▶ _Task 1_: Copy the rows below verbatim, starting with the line containing "y-tick-label: 7500 xyxy=(39,48,72,63)" and continuing through the line containing "series-line-predicted xyxy=(120,57,945,414)".

▶ _Page excerpt_:
--------------------
GM’s Shop-Click-Drive Jumps the Curb

General Motors says its Shop, Click and Drive initiative is designed to let consumers get online information on vehicles, pricing, incentives, finance and insurance products and trade-in value. Shoppers can pick a vehicle, apply for financing, then get their car.

Despite the fact GM is building what I consider to be some of the best products in the industry, it has lost the ball in the sun with this retailing project.

Like all manufacturers, it needs to get out of retail. They’re all bad at it. Interfering with dealers has repeatedly led to disastrous results.

First, requiring all participating GM dealers to have the same cookie-cutter website vendor is totally asinine.

Dealer websites cannot be competitive nor convert consumers effectively if all of them are built, maintained and, supposedly, optimized by the same company.

Not only does this encourage dealers to compete among themselves. It drives up the cost of search-engine marketing and pay-per-click search advertising.
--------------------
▶ _Data for this task_:
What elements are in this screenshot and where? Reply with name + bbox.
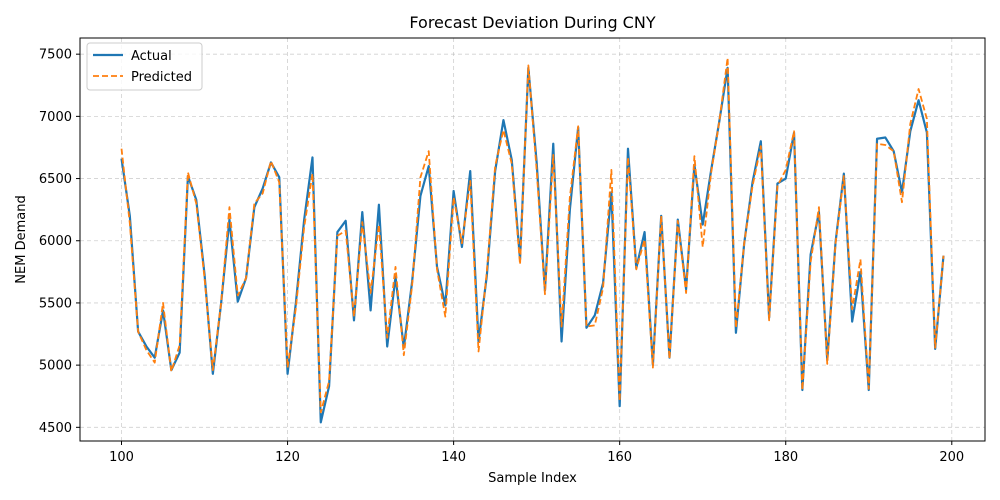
y-tick-label: 7500 xyxy=(39,48,72,63)
axis-ticks: 100 120 140 160 180 200 4500 5000 5500 6000 6500 70… xyxy=(39,48,964,465)
y-axis-title: NEM Demand xyxy=(14,195,29,283)
x-tick-label: 140 xyxy=(441,450,466,465)
y-tick-label: 6500 xyxy=(39,172,72,187)
plot-frame xyxy=(79,37,986,442)
x-axis-title: Sample Index xyxy=(488,471,577,486)
series-line-predicted xyxy=(120,57,945,414)
legend: Actual Predicted xyxy=(86,42,203,91)
x-tick-label: 180 xyxy=(773,450,798,465)
y-tick-label: 5500 xyxy=(39,296,72,311)
series-lines xyxy=(120,57,945,424)
y-tick-label: 4500 xyxy=(39,421,72,436)
x-tick-label: 200 xyxy=(939,450,964,465)
legend-label-predicted: Predicted xyxy=(131,70,192,85)
chart-title: Forecast Deviation During CNY xyxy=(409,13,655,32)
y-tick-label: 5000 xyxy=(39,359,72,374)
y-tick-label: 7000 xyxy=(39,110,72,125)
x-tick-label: 100 xyxy=(109,450,134,465)
x-tick-label: 160 xyxy=(607,450,632,465)
x-tick-label: 120 xyxy=(275,450,300,465)
legend-label-actual: Actual xyxy=(131,49,172,64)
y-tick-label: 6000 xyxy=(39,234,72,249)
--------------------
▶ _Task 2_: In the page excerpt on GM's Shop, Click and Drive, what are all participating GM dealers required to have?

▶ _Output 1_:
y-tick-label: 7500 xyxy=(39,48,72,63)
axis-ticks: 100 120 140 160 180 200 4500 5000 5500 6000 6500 70… xyxy=(39,48,964,465)
y-axis-title: NEM Demand xyxy=(14,195,29,283)
x-tick-label: 140 xyxy=(441,450,466,465)
y-tick-label: 6500 xyxy=(39,172,72,187)
plot-frame xyxy=(79,37,986,442)
x-axis-title: Sample Index xyxy=(488,471,577,486)
series-line-predicted xyxy=(120,57,945,414)

▶ _Output 2_: The same cookie-cutter website vendor.